* _Obiettivo 1_: Nel testo sull'opposizione siriana, da quanti gruppi di opposizione è formata la coalizione del Consiglio Nazionale Siriano?
* _Obiettivo 2_: Per favore, trascrivi dal testo sull'opposizione siriana il passo che comincia con "Il Comitato di" e finisce con "straniero in Siria.".

* _Testo da leggere_:
• • •
L’opposizione è alquanto divisa al suo interno.

Il gruppo di opposizione principale è il Consiglio Nazionale Siriano (CNS), una coalizione di sette gruppi di opposizione, la quale, sebbene abbia ottenuto un “riconoscimento internazionale” (vale a dire occidentale), è molto criticato per essere frammentato al suo interno, non riuscendo tra l’altro ad ottenere l’approvazione dei gruppi di minoranza.

L’Esercito Libero Siriano si è trasformato in un gruppo di coordinamento per coloro che hanno deciso di andare nelle strade con le armi per combattere il governo. Allo stesso tempo è molto criticato negli stessi ambienti dell’opposizione per non essere capace di darsi un comando unificato.

Il Comitato di Coordinamento Nazionale invita al dialogo con al-Asad e, a differenza di alcuni membri del CNS, si oppone fortemente all’intervento straniero in Siria.

Il 26 febbraio un “Gruppo patriottico siriano” è nato dalla scissione operata da ex membri del Consiglio Cittadino Siriano.

La divisione tra le varie componenti non permette consente all’opposizione di ricevere l’appoggio internazionale necessario per far cadere il regime ba’thista. Molti inoltre vedono che il CNS non ha un programma economico o una “visione” per il futuro della Siria, mentre le dispute interne al Consiglio e la conseguente mancanza di un capo minacciano di lasciare il Consiglio privo della capacità di agire.
• • •
* _Dati forniti_:

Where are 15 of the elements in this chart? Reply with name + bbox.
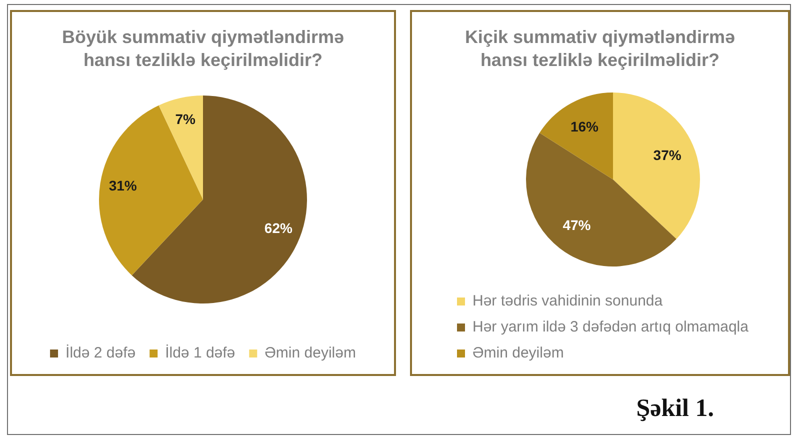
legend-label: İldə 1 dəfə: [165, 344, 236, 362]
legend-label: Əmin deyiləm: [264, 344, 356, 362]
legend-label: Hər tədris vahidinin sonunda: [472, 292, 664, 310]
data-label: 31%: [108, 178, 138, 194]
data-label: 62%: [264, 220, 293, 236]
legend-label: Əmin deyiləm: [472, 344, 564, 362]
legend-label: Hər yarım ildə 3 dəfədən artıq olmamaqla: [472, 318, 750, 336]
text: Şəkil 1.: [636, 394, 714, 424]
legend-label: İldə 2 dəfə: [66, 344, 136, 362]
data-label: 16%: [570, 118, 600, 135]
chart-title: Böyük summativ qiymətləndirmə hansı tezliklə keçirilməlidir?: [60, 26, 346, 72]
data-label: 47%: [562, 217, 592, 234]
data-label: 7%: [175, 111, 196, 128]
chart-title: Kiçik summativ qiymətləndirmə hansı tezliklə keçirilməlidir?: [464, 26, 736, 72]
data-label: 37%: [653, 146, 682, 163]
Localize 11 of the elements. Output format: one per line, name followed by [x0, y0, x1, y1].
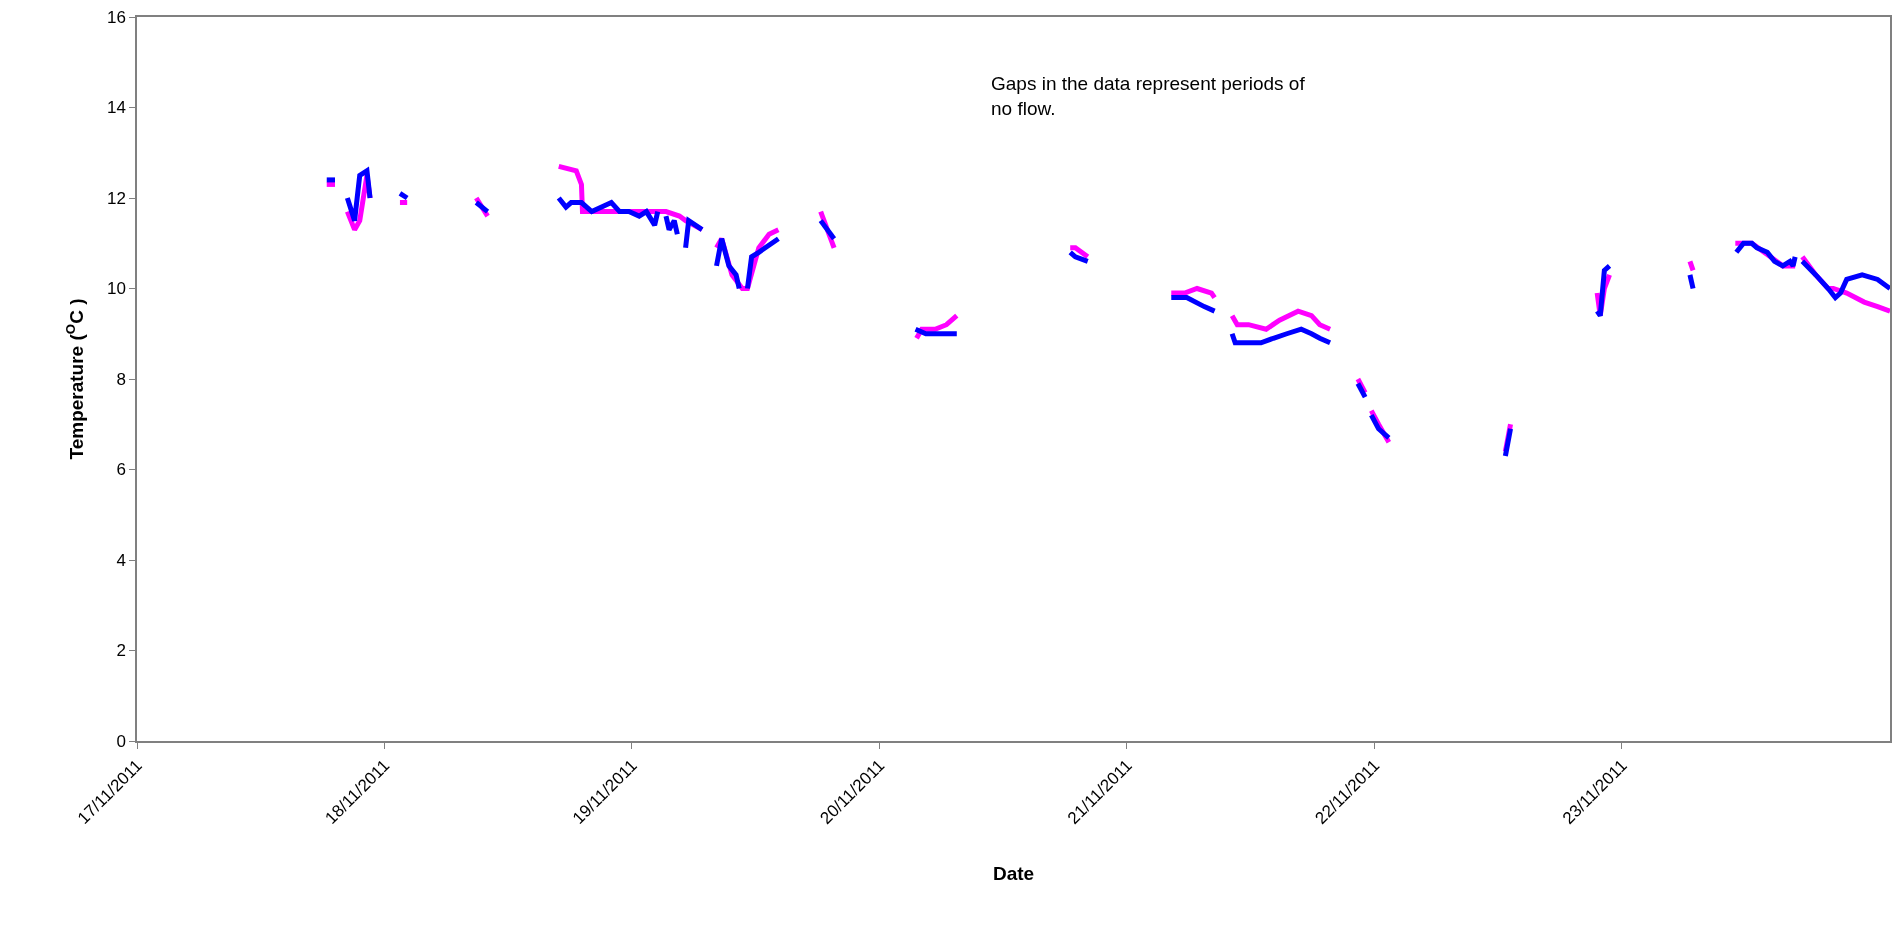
• • •
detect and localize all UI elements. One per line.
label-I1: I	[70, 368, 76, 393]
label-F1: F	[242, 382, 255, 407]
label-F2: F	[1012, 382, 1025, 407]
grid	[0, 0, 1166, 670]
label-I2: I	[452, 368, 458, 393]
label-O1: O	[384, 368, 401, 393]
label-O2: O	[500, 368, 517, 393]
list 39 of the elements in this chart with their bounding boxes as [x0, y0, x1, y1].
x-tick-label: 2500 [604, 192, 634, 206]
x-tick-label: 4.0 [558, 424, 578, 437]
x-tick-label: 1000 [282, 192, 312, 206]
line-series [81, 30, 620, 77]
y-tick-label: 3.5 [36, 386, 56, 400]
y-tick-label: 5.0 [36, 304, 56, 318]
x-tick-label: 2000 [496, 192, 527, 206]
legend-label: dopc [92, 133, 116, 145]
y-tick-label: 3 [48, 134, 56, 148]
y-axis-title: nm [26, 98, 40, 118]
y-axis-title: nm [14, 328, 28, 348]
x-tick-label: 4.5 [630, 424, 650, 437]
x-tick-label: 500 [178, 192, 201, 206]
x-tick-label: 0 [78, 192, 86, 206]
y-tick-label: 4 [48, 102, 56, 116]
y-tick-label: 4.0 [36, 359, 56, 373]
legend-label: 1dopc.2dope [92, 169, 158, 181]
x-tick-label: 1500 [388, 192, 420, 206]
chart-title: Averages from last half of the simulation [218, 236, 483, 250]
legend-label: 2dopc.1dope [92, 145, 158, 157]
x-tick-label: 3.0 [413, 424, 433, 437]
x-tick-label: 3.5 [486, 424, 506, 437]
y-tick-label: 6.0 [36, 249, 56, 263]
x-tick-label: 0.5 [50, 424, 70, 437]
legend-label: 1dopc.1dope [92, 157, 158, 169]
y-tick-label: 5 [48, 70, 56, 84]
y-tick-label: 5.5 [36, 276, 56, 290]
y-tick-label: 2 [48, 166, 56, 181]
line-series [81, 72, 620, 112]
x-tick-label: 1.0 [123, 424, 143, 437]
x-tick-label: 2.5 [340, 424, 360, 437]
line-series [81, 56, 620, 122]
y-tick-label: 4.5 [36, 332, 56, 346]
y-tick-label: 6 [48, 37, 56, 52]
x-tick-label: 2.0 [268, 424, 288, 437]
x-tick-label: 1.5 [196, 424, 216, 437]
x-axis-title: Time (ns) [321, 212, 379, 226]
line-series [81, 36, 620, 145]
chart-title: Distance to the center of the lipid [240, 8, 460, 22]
• • •
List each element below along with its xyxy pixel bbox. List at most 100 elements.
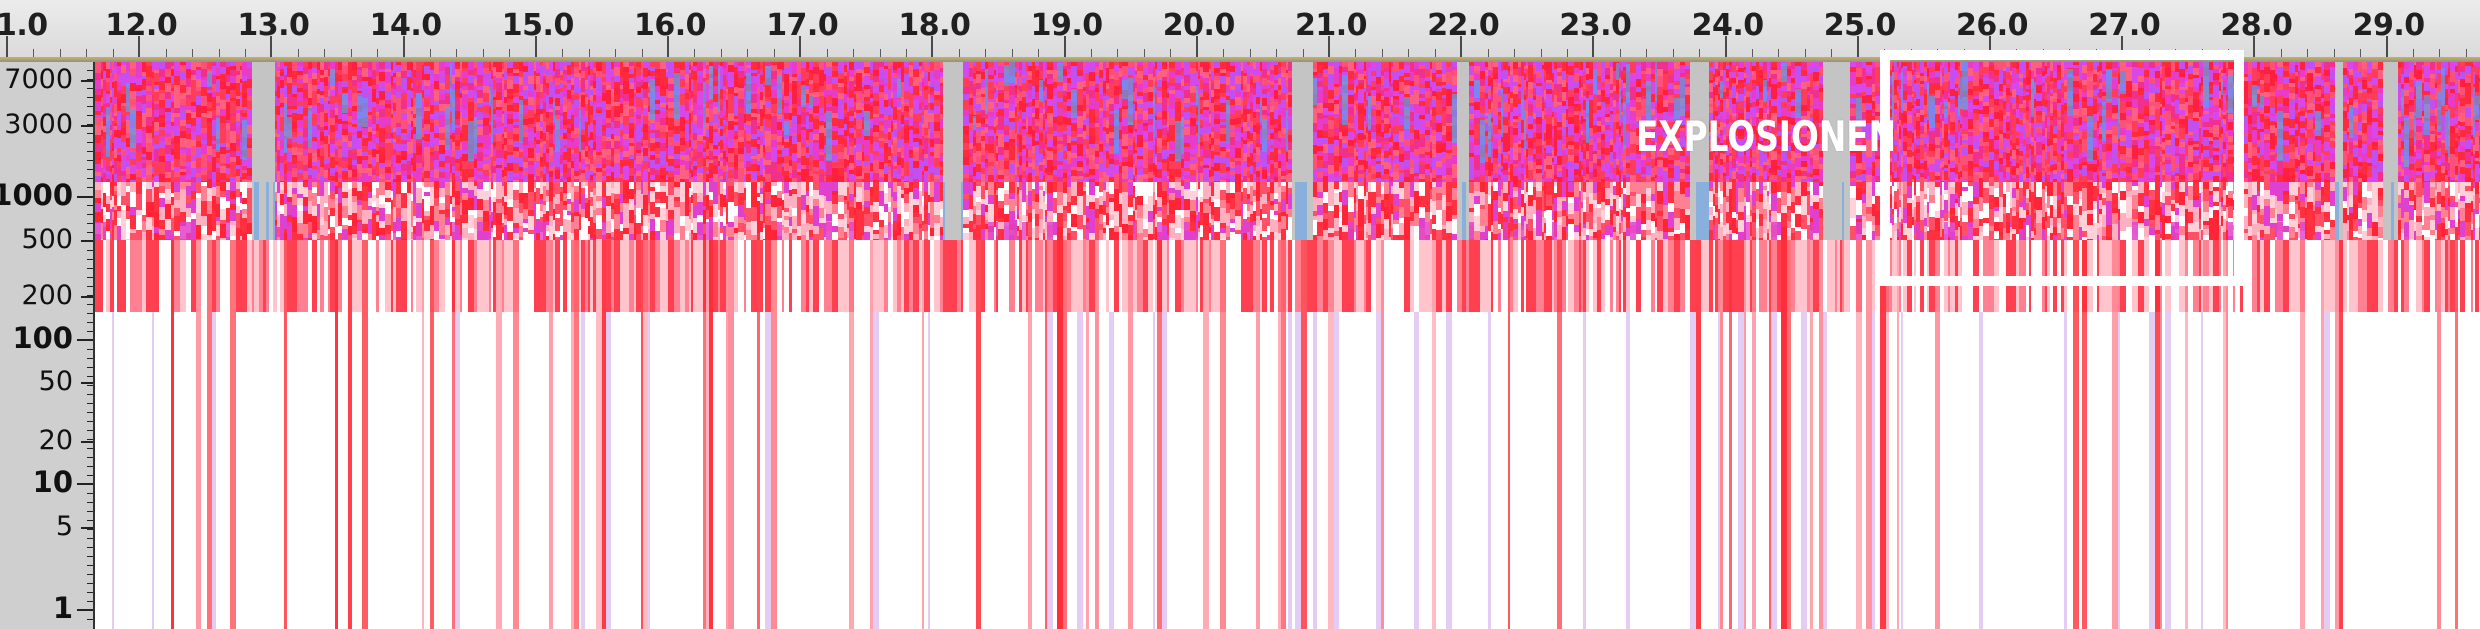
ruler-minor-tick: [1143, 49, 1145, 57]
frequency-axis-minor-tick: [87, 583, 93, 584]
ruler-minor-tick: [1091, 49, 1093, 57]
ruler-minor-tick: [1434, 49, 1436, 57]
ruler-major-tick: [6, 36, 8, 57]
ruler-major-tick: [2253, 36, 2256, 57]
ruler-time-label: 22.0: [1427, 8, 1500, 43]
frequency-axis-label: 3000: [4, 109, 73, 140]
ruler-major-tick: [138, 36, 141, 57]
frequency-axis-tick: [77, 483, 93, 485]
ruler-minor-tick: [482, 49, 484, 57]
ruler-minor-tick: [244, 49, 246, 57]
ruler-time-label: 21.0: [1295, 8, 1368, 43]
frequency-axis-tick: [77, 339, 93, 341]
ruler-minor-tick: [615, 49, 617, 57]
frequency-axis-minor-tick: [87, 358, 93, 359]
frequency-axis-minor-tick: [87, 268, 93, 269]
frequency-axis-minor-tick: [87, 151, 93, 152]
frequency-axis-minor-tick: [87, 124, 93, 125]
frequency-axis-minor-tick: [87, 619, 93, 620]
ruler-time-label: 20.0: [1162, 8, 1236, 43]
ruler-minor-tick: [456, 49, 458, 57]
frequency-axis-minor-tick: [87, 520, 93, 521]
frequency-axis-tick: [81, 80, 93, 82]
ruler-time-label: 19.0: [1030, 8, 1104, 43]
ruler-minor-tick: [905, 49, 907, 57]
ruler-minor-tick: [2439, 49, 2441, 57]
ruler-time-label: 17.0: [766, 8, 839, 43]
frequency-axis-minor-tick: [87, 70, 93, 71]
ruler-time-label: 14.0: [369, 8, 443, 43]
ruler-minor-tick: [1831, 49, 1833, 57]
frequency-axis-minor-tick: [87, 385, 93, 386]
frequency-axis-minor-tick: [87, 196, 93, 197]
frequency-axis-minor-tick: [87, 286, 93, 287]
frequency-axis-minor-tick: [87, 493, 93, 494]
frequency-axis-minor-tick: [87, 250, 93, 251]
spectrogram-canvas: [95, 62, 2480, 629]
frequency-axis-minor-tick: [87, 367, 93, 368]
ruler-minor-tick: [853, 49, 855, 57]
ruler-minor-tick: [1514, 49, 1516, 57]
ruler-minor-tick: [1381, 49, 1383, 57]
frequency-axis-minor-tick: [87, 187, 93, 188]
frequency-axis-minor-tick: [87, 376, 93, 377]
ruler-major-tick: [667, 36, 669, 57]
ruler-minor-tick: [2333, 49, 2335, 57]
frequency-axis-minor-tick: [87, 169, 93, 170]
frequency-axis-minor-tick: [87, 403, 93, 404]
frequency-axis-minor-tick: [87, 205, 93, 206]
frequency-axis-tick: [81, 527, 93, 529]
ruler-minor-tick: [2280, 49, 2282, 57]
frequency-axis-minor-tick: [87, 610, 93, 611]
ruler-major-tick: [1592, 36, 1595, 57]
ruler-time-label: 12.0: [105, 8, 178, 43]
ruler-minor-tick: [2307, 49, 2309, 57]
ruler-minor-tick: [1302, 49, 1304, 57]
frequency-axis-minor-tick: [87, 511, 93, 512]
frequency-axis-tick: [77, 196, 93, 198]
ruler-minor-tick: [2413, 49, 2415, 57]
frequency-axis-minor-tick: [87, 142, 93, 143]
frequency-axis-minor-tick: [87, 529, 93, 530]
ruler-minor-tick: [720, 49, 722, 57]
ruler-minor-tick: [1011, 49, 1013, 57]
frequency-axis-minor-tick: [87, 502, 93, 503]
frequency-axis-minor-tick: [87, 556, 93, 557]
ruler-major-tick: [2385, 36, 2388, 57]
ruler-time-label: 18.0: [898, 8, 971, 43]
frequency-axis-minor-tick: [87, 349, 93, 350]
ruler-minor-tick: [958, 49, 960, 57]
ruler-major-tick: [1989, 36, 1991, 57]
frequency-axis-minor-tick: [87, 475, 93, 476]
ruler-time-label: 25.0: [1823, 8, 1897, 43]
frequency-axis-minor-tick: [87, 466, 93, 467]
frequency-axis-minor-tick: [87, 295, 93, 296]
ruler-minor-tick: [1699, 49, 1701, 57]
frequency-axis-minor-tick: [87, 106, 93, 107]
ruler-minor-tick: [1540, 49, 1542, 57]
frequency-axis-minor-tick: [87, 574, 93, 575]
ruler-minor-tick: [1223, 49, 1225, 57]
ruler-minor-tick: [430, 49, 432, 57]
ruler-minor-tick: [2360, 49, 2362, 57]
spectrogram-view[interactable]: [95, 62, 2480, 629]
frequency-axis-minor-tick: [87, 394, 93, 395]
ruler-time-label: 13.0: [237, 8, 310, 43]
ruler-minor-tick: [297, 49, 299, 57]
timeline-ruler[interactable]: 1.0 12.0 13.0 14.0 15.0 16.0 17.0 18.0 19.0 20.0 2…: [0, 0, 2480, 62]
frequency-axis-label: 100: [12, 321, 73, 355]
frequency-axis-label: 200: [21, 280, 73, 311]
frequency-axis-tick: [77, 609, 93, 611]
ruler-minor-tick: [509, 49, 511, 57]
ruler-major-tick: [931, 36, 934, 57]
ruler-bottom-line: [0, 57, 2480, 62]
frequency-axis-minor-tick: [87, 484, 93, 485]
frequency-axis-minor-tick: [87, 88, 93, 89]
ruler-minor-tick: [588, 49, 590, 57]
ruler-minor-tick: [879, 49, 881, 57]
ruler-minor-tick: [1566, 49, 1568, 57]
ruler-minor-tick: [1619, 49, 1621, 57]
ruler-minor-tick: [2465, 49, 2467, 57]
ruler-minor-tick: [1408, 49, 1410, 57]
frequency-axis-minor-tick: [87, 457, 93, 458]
• • •
* _Risposta completa 1_: Sette gruppi di opposizione.

* _Risposta completa 2_:
Il Comitato di Coordinamento Nazionale invita al dialogo con al-Asad e, a differenza di alcuni membri del CNS, si oppone fortemente all’intervento straniero in Siria.